Exercise description
Restate the entire listing word for word.

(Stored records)
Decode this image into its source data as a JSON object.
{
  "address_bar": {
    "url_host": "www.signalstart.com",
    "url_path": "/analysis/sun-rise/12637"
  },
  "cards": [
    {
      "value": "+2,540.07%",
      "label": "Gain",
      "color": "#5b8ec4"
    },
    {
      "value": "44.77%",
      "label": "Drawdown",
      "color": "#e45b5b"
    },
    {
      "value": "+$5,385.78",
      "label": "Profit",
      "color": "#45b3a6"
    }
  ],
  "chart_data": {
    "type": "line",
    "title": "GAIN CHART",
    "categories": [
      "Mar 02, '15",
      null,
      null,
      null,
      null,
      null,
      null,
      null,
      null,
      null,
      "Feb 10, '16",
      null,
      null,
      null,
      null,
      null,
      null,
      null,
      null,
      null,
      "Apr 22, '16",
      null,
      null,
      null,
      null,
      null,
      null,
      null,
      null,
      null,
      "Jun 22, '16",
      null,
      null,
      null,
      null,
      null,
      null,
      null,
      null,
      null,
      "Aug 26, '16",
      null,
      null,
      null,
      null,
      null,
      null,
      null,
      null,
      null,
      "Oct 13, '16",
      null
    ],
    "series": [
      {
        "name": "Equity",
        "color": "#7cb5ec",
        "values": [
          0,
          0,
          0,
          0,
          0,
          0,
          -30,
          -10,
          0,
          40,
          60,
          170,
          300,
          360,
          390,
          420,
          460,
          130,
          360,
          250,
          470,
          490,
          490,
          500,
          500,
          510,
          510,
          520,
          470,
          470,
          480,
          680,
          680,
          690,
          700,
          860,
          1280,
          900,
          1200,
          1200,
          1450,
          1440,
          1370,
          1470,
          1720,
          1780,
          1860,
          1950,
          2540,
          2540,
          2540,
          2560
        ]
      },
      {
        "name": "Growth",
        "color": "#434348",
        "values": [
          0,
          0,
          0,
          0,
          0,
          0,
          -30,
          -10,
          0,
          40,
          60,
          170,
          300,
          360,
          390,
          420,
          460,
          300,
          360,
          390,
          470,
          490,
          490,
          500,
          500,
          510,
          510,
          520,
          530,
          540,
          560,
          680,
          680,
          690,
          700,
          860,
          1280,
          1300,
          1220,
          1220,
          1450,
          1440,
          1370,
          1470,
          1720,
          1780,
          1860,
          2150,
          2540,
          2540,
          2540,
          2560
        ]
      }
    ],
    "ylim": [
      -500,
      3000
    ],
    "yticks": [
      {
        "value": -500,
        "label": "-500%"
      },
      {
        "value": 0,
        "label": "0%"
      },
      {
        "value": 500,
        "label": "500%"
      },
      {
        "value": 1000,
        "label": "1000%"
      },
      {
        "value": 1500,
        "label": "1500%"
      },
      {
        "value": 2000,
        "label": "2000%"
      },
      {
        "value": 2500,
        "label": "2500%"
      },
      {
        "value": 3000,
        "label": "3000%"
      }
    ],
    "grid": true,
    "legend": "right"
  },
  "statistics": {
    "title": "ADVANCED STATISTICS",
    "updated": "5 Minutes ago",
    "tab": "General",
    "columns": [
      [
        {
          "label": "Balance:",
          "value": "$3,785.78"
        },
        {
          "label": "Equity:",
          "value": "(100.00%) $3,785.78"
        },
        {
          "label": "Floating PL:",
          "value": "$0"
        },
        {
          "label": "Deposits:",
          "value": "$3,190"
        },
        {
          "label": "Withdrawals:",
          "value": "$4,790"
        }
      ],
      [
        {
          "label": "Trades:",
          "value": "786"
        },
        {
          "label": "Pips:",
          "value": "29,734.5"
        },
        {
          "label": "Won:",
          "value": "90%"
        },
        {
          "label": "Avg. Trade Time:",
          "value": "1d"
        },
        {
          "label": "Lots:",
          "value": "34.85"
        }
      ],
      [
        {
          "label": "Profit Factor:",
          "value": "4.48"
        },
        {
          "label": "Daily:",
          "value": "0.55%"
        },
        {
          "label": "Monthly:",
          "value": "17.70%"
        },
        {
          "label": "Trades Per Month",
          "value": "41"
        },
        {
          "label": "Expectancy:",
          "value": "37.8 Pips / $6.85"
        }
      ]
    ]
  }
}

Expected answer
Decode this image into its source data as a JSON object.
{
  "address_bar": {
    "url_host": "www.signalstart.com",
    "url_path": "/analysis/sun-rise/12637"
  },
  "cards": [
    {
      "value": "+2,540.07%",
      "label": "Gain",
      "color": "#5b8ec4"
    },
    {
      "value": "44.77%",
      "label": "Drawdown",
      "color": "#e45b5b"
    },
    {
      "value": "+$5,385.78",
      "label": "Profit",
      "color": "#45b3a6"
    }
  ],
  "chart_data": {
    "type": "line",
    "title": "GAIN CHART",
    "categories": [
      "Mar 02, '15",
      null,
      null,
      null,
      null,
      null,
      null,
      null,
      null,
      null,
      "Feb 10, '16",
      null,
      null,
      null,
      null,
      null,
      null,
      null,
      null,
      null,
      "Apr 22, '16",
      null,
      null,
      null,
      null,
      null,
      null,
      null,
      null,
      null,
      "Jun 22, '16",
      null,
      null,
      null,
      null,
      null,
      null,
      null,
      null,
      null,
      "Aug 26, '16",
      null,
      null,
      null,
      null,
      null,
      null,
      null,
      null,
      null,
      "Oct 13, '16",
      null
    ],
    "series": [
      {
        "name": "Equity",
        "color": "#7cb5ec",
        "values": [
          0,
          0,
          0,
          0,
          0,
          0,
          -30,
          -10,
          0,
          40,
          60,
          170,
          300,
          360,
          390,
          420,
          460,
          130,
          360,
          250,
          470,
          490,
          490,
          500,
          500,
          510,
          510,
          520,
          470,
          470,
          480,
          680,
          680,
          690,
          700,
          860,
          1280,
          900,
          1200,
          1200,
          1450,
          1440,
          1370,
          1470,
          1720,
          1780,
          1860,
          1950,
          2540,
          2540,
          2540,
          2560
        ]
      },
      {
        "name": "Growth",
        "color": "#434348",
        "values": [
          0,
          0,
          0,
          0,
          0,
          0,
          -30,
          -10,
          0,
          40,
          60,
          170,
          300,
          360,
          390,
          420,
          460,
          300,
          360,
          390,
          470,
          490,
          490,
          500,
          500,
          510,
          510,
          520,
          530,
          540,
          560,
          680,
          680,
          690,
          700,
          860,
          1280,
          1300,
          1220,
          1220,
          1450,
          1440,
          1370,
          1470,
          1720,
          1780,
          1860,
          2150,
          2540,
          2540,
          2540,
          2560
        ]
      }
    ],
    "ylim": [
      -500,
      3000
    ],
    "yticks": [
      {
        "value": -500,
        "label": "-500%"
      },
      {
        "value": 0,
        "label": "0%"
      },
      {
        "value": 500,
        "label": "500%"
      },
      {
        "value": 1000,
        "label": "1000%"
      },
      {
        "value": 1500,
        "label": "1500%"
      },
      {
        "value": 2000,
        "label": "2000%"
      },
      {
        "value": 2500,
        "label": "2500%"
      },
      {
        "value": 3000,
        "label": "3000%"
      }
    ],
    "grid": true,
    "legend": "right"
  },
  "statistics": {
    "title": "ADVANCED STATISTICS",
    "updated": "5 Minutes ago",
    "tab": "General",
    "columns": [
      [
        {
          "label": "Balance:",
          "value": "$3,785.78"
        },
        {
          "label": "Equity:",
          "value": "(100.00%) $3,785.78"
        },
        {
          "label": "Floating PL:",
          "value": "$0"
        },
        {
          "label": "Deposits:",
          "value": "$3,190"
        },
        {
          "label": "Withdrawals:",
          "value": "$4,790"
        }
      ],
      [
        {
          "label": "Trades:",
          "value": "786"
        },
        {
          "label": "Pips:",
          "value": "29,734.5"
        },
        {
          "label": "Won:",
          "value": "90%"
        },
        {
          "label": "Avg. Trade Time:",
          "value": "1d"
        },
        {
          "label": "Lots:",
          "value": "34.85"
        }
      ],
      [
        {
          "label": "Profit Factor:",
          "value": "4.48"
        },
        {
          "label": "Daily:",
          "value": "0.55%"
        },
        {
          "label": "Monthly:",
          "value": "17.70%"
        },
        {
          "label": "Trades Per Month",
          "value": "41"
        },
        {
          "label": "Expectancy:",
          "value": "37.8 Pips / $6.85"
        }
      ]
    ]
  }
}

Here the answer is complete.